About this exercise:
Report each line below that carries the word "total".

Supplied entries:

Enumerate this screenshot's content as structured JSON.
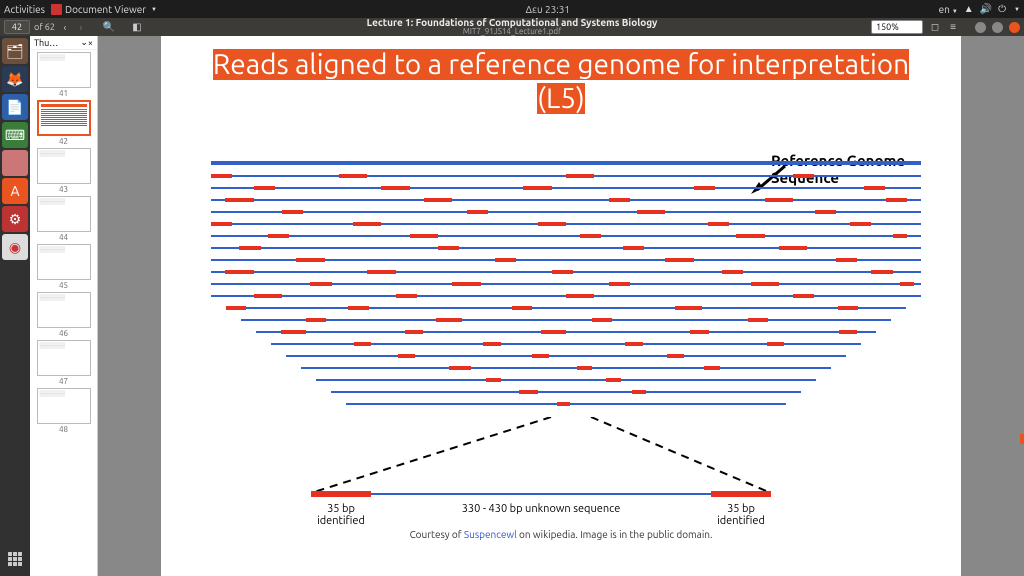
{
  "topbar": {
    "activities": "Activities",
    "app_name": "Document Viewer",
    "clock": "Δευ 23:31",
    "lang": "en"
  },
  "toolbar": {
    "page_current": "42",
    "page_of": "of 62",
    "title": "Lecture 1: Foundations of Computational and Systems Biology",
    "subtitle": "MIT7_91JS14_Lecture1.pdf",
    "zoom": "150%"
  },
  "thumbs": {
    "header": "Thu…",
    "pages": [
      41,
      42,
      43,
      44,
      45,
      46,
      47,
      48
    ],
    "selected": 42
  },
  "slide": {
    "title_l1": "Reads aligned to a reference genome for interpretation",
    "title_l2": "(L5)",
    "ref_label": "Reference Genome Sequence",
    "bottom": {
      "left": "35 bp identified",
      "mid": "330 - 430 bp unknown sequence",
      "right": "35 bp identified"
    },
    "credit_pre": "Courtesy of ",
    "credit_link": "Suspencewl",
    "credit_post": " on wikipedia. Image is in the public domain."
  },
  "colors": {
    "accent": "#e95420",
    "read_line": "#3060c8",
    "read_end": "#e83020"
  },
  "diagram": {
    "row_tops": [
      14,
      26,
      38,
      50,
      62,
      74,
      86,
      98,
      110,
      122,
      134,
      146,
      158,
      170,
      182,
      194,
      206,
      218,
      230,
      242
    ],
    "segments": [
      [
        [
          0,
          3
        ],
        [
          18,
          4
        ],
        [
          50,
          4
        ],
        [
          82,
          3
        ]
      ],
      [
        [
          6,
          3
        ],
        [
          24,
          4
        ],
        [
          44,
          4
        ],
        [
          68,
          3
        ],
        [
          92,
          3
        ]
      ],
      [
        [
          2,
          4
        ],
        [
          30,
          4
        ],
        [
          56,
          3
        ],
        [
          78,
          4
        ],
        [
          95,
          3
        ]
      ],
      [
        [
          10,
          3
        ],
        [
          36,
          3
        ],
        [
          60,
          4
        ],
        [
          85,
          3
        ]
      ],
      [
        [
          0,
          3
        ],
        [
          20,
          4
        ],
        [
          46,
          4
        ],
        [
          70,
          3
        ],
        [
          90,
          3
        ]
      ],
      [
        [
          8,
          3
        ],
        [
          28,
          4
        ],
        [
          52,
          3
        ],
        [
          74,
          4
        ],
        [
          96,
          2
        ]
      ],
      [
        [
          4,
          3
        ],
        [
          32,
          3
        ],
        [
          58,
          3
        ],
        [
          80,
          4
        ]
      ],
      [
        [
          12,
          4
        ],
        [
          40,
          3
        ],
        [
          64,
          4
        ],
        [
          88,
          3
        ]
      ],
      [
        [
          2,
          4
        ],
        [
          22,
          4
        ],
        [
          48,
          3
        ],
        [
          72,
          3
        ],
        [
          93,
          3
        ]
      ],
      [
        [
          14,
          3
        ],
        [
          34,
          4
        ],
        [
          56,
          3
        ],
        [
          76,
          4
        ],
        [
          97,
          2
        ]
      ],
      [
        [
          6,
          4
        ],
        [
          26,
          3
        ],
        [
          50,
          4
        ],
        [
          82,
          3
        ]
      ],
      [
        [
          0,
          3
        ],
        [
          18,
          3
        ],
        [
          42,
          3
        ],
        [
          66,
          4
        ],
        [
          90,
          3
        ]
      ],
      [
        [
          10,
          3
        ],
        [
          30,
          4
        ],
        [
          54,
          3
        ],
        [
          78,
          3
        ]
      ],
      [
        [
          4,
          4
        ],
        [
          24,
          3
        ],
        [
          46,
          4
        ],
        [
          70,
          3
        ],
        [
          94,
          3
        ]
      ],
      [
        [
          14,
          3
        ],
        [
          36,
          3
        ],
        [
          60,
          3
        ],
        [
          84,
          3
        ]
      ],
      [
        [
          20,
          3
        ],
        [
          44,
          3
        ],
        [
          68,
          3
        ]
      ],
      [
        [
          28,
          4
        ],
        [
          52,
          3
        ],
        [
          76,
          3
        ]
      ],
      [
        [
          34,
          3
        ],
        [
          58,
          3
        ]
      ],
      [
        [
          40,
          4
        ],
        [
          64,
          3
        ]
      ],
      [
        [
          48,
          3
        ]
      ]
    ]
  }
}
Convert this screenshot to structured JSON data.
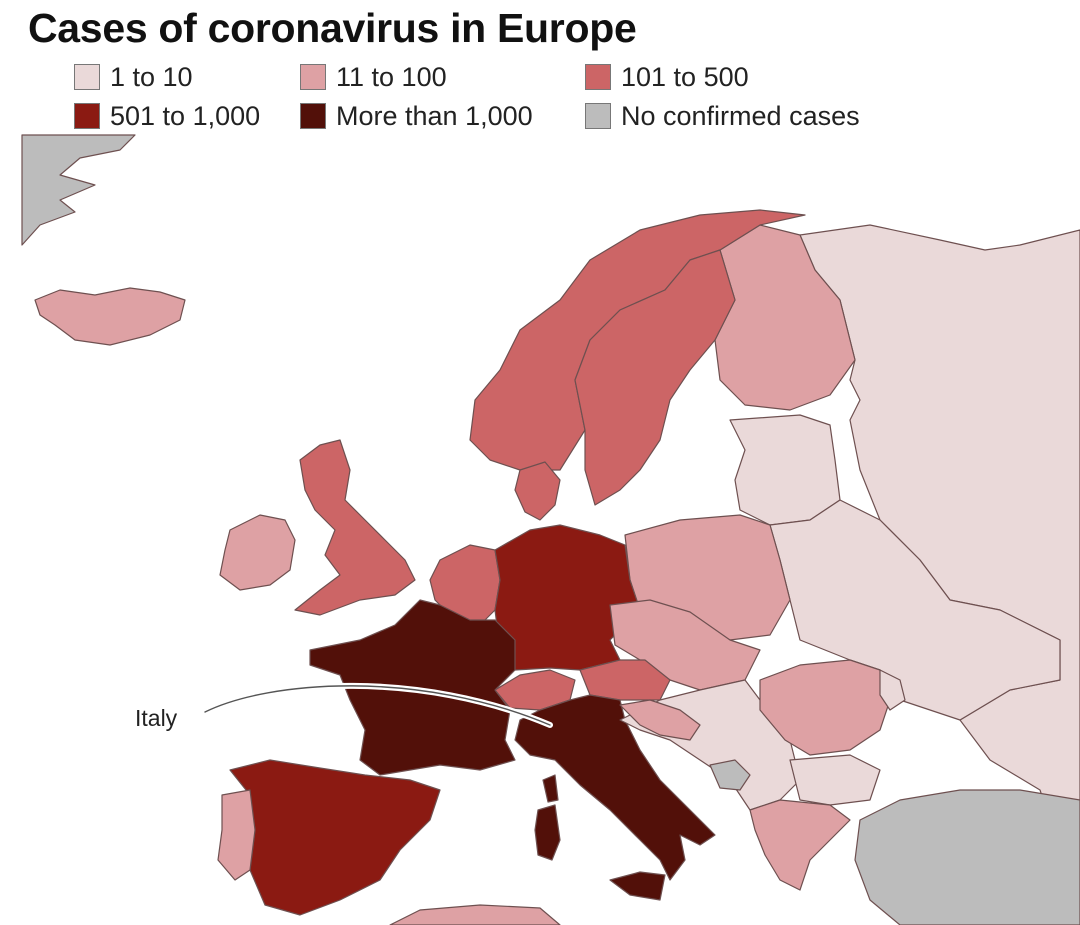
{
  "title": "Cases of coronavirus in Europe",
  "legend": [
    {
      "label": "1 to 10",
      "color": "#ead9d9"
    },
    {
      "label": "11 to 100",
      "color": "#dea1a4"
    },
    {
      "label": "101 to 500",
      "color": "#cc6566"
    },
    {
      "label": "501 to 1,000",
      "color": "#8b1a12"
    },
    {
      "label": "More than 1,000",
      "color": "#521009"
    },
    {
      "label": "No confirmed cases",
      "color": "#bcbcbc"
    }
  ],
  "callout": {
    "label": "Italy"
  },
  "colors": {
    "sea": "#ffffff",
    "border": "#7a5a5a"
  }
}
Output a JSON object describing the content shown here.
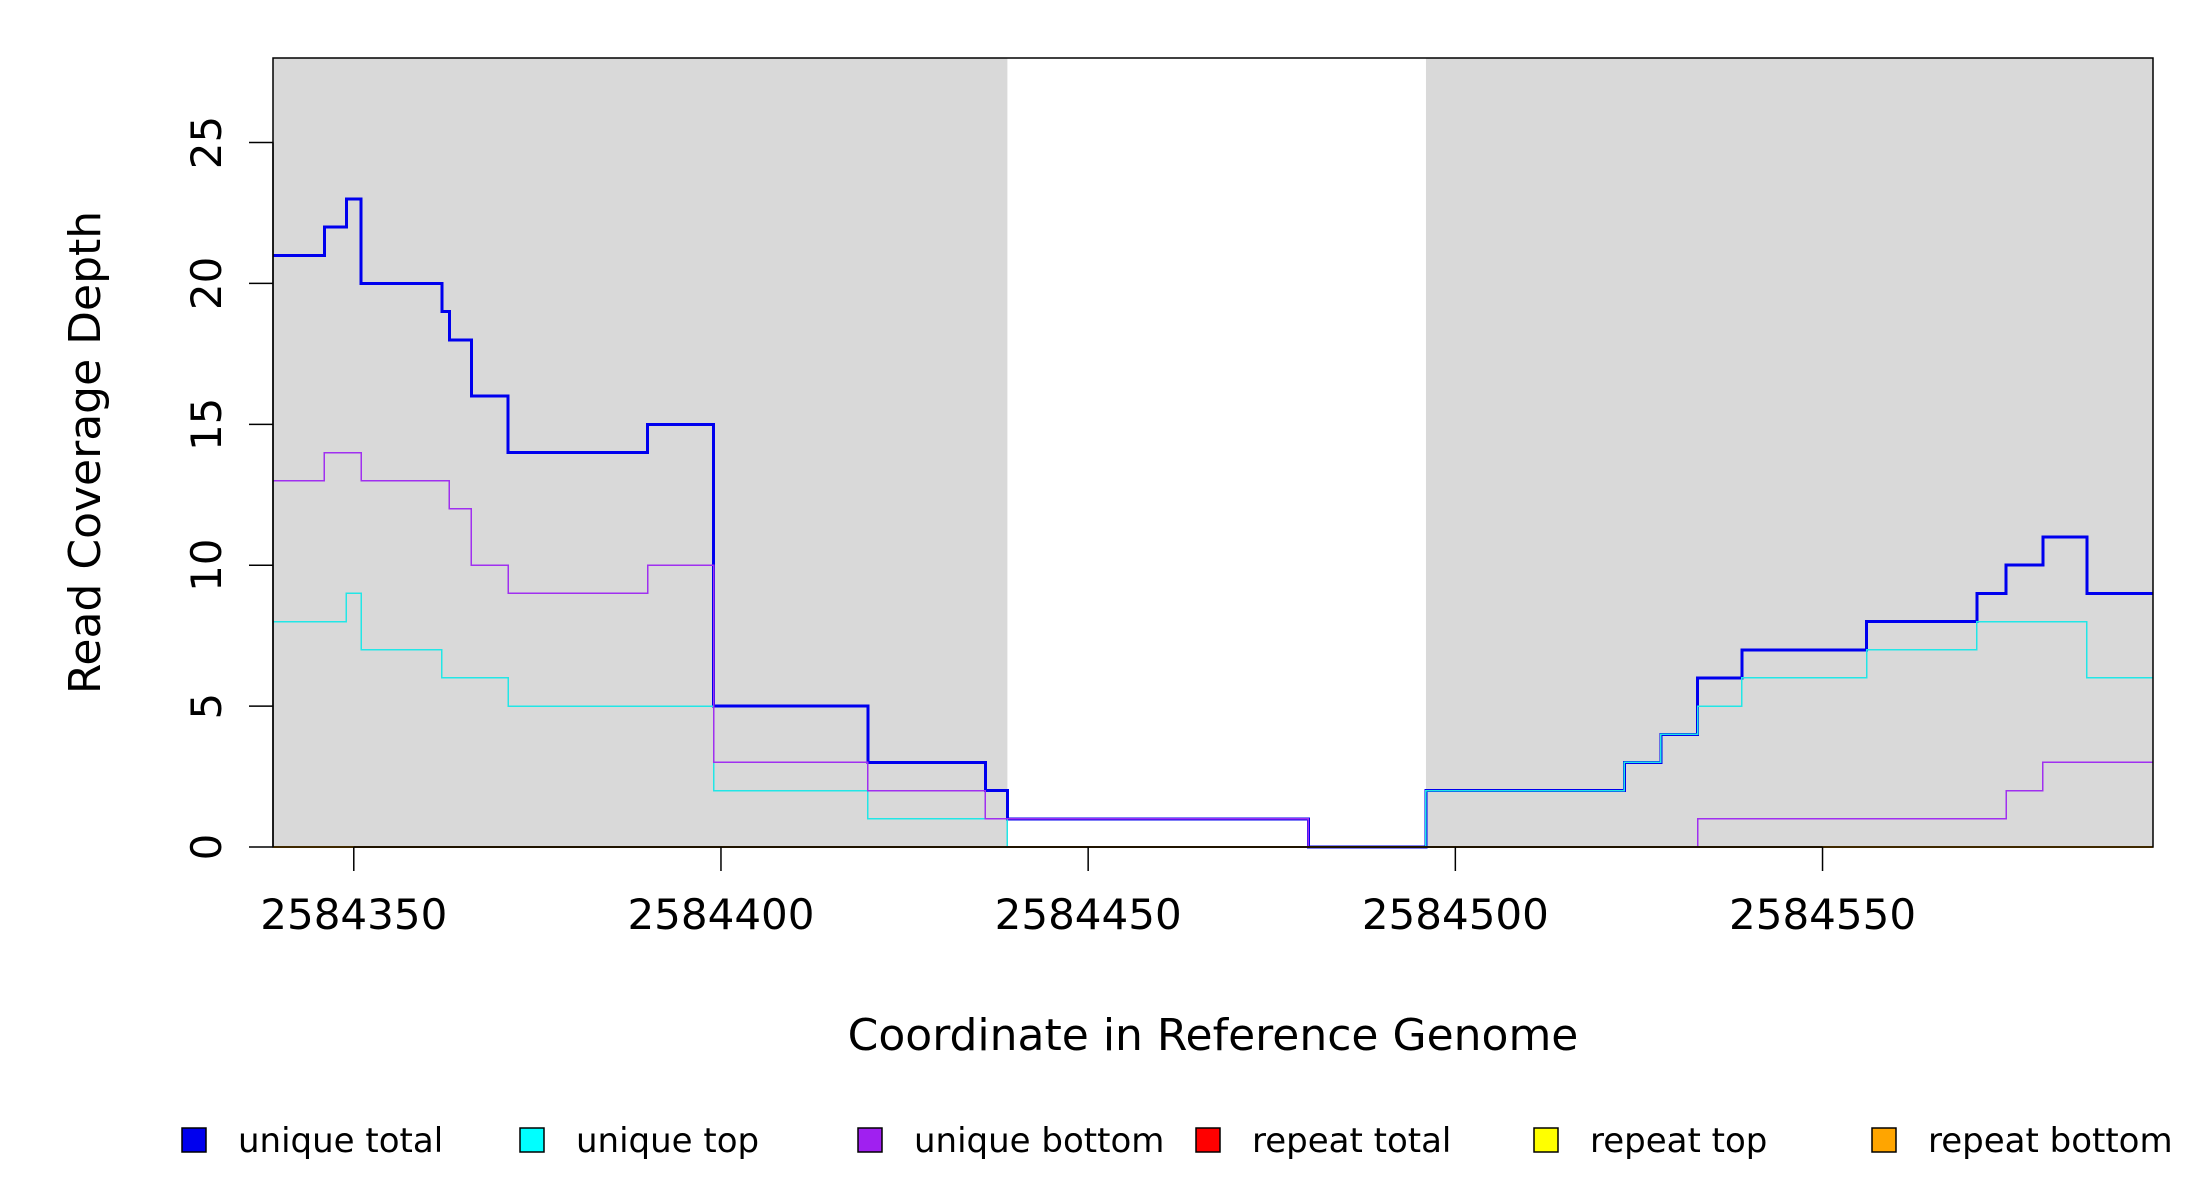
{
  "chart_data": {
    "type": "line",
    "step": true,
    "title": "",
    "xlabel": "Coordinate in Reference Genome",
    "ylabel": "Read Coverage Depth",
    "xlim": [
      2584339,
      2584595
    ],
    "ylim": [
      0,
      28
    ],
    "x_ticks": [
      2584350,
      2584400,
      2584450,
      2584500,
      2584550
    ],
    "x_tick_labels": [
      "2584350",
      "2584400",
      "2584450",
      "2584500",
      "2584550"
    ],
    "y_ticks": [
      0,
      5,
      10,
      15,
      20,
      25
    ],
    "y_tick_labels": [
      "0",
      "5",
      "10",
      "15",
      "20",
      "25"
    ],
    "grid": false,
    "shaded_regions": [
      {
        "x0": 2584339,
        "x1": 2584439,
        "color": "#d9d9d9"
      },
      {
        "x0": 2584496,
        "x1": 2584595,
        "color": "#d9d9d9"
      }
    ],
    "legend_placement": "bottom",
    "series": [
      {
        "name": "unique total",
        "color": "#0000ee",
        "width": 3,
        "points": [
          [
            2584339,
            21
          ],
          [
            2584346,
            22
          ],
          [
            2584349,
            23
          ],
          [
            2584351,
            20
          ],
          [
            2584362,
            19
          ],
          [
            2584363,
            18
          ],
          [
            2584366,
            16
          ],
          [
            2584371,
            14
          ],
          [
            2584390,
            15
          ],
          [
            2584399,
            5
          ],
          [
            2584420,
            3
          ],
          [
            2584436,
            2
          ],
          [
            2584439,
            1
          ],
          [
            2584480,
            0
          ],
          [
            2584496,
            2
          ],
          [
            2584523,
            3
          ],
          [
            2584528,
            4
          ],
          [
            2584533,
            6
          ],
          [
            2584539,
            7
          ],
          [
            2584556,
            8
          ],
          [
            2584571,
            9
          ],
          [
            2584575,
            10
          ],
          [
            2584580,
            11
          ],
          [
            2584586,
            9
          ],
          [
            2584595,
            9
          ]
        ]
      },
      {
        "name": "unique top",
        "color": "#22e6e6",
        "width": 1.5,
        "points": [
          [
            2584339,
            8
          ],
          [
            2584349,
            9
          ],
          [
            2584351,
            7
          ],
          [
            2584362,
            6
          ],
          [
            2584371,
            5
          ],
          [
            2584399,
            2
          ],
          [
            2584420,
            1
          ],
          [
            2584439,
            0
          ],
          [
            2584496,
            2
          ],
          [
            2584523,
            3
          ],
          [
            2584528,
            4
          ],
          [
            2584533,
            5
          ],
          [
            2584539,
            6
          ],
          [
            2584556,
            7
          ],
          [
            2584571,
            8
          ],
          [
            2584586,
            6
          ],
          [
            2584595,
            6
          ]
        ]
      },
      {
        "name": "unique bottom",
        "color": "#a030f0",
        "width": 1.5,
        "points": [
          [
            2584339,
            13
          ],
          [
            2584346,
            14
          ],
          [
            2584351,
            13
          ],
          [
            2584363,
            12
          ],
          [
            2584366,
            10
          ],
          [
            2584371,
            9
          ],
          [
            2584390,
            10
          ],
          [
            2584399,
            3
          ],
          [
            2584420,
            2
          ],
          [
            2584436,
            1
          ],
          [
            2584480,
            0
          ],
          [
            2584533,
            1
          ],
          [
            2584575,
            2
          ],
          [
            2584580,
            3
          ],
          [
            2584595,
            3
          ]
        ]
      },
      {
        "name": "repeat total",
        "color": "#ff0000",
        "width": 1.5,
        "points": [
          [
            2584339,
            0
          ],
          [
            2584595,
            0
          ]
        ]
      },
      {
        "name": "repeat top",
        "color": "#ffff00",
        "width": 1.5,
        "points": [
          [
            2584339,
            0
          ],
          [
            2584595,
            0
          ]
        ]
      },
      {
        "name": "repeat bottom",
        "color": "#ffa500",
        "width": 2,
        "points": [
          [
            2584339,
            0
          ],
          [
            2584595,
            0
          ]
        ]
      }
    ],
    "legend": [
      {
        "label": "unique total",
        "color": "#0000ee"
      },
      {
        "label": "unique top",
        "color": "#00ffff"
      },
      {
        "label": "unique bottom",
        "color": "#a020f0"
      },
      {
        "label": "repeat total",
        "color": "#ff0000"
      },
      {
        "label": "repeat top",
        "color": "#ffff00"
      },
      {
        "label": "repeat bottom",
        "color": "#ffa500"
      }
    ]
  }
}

Result of this task:
        "name": "unique total",
        "name": "repeat total",
        "label": "unique total",
        "label": "repeat total",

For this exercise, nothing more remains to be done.